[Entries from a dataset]
☆ ☆ ☆ ☆

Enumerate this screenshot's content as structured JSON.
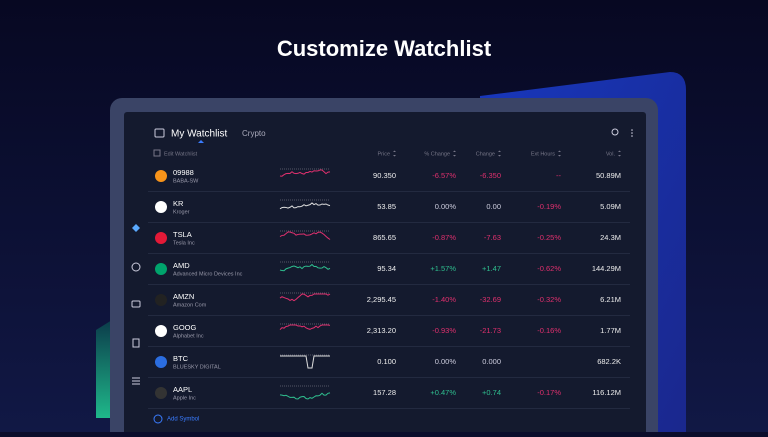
{
  "header": {
    "title": "Customize Watchlist"
  },
  "app": {
    "tabs": [
      "My Watchlist",
      "Crypto"
    ],
    "edit": "Edit Watchlist",
    "columns": [
      "Price",
      "% Change",
      "Change",
      "Ext Hours",
      "Vol."
    ],
    "rows": [
      {
        "symbol": "09988",
        "name": "BABA-SW",
        "price": "90.350",
        "pct": "-6.57%",
        "change": "-6.350",
        "ext": "--",
        "vol": "50.89M"
      },
      {
        "symbol": "KR",
        "name": "Kroger",
        "price": "53.85",
        "pct": "0.00%",
        "change": "0.00",
        "ext": "-0.19%",
        "vol": "5.09M"
      },
      {
        "symbol": "TSLA",
        "name": "Tesla Inc",
        "price": "865.65",
        "pct": "-0.87%",
        "change": "-7.63",
        "ext": "-0.25%",
        "vol": "24.3M"
      },
      {
        "symbol": "AMD",
        "name": "Advanced Micro Devices Inc",
        "price": "95.34",
        "pct": "+1.57%",
        "change": "+1.47",
        "ext": "-0.62%",
        "vol": "144.29M"
      },
      {
        "symbol": "AMZN",
        "name": "Amazon Com",
        "price": "2,295.45",
        "pct": "-1.40%",
        "change": "-32.69",
        "ext": "-0.32%",
        "vol": "6.21M"
      },
      {
        "symbol": "GOOG",
        "name": "Alphabet Inc",
        "price": "2,313.20",
        "pct": "-0.93%",
        "change": "-21.73",
        "ext": "-0.16%",
        "vol": "1.77M"
      },
      {
        "symbol": "BTC",
        "name": "BLUESKY DIGITAL",
        "price": "0.100",
        "pct": "0.00%",
        "change": "0.000",
        "vol": "682.2K"
      },
      {
        "symbol": "AAPL",
        "name": "Apple Inc",
        "price": "157.28",
        "pct": "+0.47%",
        "change": "+0.74",
        "ext": "-0.17%",
        "vol": "116.12M"
      }
    ],
    "add": "Add Symbol"
  }
}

☆ ☆ ☆ ☆

PROBLEM DESCRIPTION. Locate the word "name" in the records above, and return each line that has it.

WRITTEN ANSWER.
        "name": "BABA-SW",
        "name": "Kroger",
        "name": "Tesla Inc",
        "name": "Advanced Micro Devices Inc",
        "name": "Amazon Com",
        "name": "Alphabet Inc",
        "name": "BLUESKY DIGITAL",
        "name": "Apple Inc",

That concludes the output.